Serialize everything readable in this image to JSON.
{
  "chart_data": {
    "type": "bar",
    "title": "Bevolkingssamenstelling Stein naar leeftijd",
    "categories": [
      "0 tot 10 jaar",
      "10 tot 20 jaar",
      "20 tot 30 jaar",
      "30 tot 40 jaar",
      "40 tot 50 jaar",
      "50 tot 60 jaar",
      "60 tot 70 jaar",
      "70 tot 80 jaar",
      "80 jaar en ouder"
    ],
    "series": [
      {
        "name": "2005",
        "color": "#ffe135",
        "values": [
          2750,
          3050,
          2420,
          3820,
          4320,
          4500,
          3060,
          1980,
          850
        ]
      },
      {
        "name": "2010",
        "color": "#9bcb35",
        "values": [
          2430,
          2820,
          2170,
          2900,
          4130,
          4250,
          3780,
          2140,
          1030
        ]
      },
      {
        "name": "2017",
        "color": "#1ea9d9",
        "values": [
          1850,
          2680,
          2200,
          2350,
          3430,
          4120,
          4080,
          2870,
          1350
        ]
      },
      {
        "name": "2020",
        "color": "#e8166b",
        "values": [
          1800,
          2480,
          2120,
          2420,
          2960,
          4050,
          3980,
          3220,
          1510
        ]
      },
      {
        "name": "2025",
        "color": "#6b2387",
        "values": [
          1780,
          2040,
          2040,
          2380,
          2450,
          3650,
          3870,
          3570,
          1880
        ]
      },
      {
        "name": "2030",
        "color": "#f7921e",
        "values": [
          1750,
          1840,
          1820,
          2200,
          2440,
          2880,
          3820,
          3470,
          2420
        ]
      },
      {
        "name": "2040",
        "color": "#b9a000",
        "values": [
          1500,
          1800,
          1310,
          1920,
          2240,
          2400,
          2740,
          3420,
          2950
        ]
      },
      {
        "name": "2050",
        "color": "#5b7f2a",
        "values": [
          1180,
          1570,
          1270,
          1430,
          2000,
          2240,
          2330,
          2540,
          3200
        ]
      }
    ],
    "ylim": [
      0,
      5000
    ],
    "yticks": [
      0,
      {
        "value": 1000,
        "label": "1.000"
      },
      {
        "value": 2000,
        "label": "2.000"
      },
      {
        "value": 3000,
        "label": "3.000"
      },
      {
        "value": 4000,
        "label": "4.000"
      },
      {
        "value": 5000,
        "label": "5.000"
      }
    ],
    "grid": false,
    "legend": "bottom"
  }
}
===
Reproduce the material exactly, with every line intact.

Serialize everything readable in this image to JSON.
{
  "chart_data": {
    "type": "bar",
    "title": "Bevolkingssamenstelling Stein naar leeftijd",
    "categories": [
      "0 tot 10 jaar",
      "10 tot 20 jaar",
      "20 tot 30 jaar",
      "30 tot 40 jaar",
      "40 tot 50 jaar",
      "50 tot 60 jaar",
      "60 tot 70 jaar",
      "70 tot 80 jaar",
      "80 jaar en ouder"
    ],
    "series": [
      {
        "name": "2005",
        "color": "#ffe135",
        "values": [
          2750,
          3050,
          2420,
          3820,
          4320,
          4500,
          3060,
          1980,
          850
        ]
      },
      {
        "name": "2010",
        "color": "#9bcb35",
        "values": [
          2430,
          2820,
          2170,
          2900,
          4130,
          4250,
          3780,
          2140,
          1030
        ]
      },
      {
        "name": "2017",
        "color": "#1ea9d9",
        "values": [
          1850,
          2680,
          2200,
          2350,
          3430,
          4120,
          4080,
          2870,
          1350
        ]
      },
      {
        "name": "2020",
        "color": "#e8166b",
        "values": [
          1800,
          2480,
          2120,
          2420,
          2960,
          4050,
          3980,
          3220,
          1510
        ]
      },
      {
        "name": "2025",
        "color": "#6b2387",
        "values": [
          1780,
          2040,
          2040,
          2380,
          2450,
          3650,
          3870,
          3570,
          1880
        ]
      },
      {
        "name": "2030",
        "color": "#f7921e",
        "values": [
          1750,
          1840,
          1820,
          2200,
          2440,
          2880,
          3820,
          3470,
          2420
        ]
      },
      {
        "name": "2040",
        "color": "#b9a000",
        "values": [
          1500,
          1800,
          1310,
          1920,
          2240,
          2400,
          2740,
          3420,
          2950
        ]
      },
      {
        "name": "2050",
        "color": "#5b7f2a",
        "values": [
          1180,
          1570,
          1270,
          1430,
          2000,
          2240,
          2330,
          2540,
          3200
        ]
      }
    ],
    "ylim": [
      0,
      5000
    ],
    "yticks": [
      0,
      {
        "value": 1000,
        "label": "1.000"
      },
      {
        "value": 2000,
        "label": "2.000"
      },
      {
        "value": 3000,
        "label": "3.000"
      },
      {
        "value": 4000,
        "label": "4.000"
      },
      {
        "value": 5000,
        "label": "5.000"
      }
    ],
    "grid": false,
    "legend": "bottom"
  }
}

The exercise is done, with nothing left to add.